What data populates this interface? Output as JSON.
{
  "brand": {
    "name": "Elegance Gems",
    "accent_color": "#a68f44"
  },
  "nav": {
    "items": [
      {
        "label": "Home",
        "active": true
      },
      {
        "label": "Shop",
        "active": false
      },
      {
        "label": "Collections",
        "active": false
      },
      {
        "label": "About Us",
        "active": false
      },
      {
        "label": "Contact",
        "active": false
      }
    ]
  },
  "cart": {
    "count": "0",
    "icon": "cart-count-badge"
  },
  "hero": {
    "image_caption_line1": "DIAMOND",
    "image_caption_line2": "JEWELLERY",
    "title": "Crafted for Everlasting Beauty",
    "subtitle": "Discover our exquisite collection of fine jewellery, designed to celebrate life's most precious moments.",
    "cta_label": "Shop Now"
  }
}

WHAT YOU NEED TO DO
Repeat the material above exactly.

RESPONSE
What data populates this interface? Output as JSON.
{
  "brand": {
    "name": "Elegance Gems",
    "accent_color": "#a68f44"
  },
  "nav": {
    "items": [
      {
        "label": "Home",
        "active": true
      },
      {
        "label": "Shop",
        "active": false
      },
      {
        "label": "Collections",
        "active": false
      },
      {
        "label": "About Us",
        "active": false
      },
      {
        "label": "Contact",
        "active": false
      }
    ]
  },
  "cart": {
    "count": "0",
    "icon": "cart-count-badge"
  },
  "hero": {
    "image_caption_line1": "DIAMOND",
    "image_caption_line2": "JEWELLERY",
    "title": "Crafted for Everlasting Beauty",
    "subtitle": "Discover our exquisite collection of fine jewellery, designed to celebrate life's most precious moments.",
    "cta_label": "Shop Now"
  }
}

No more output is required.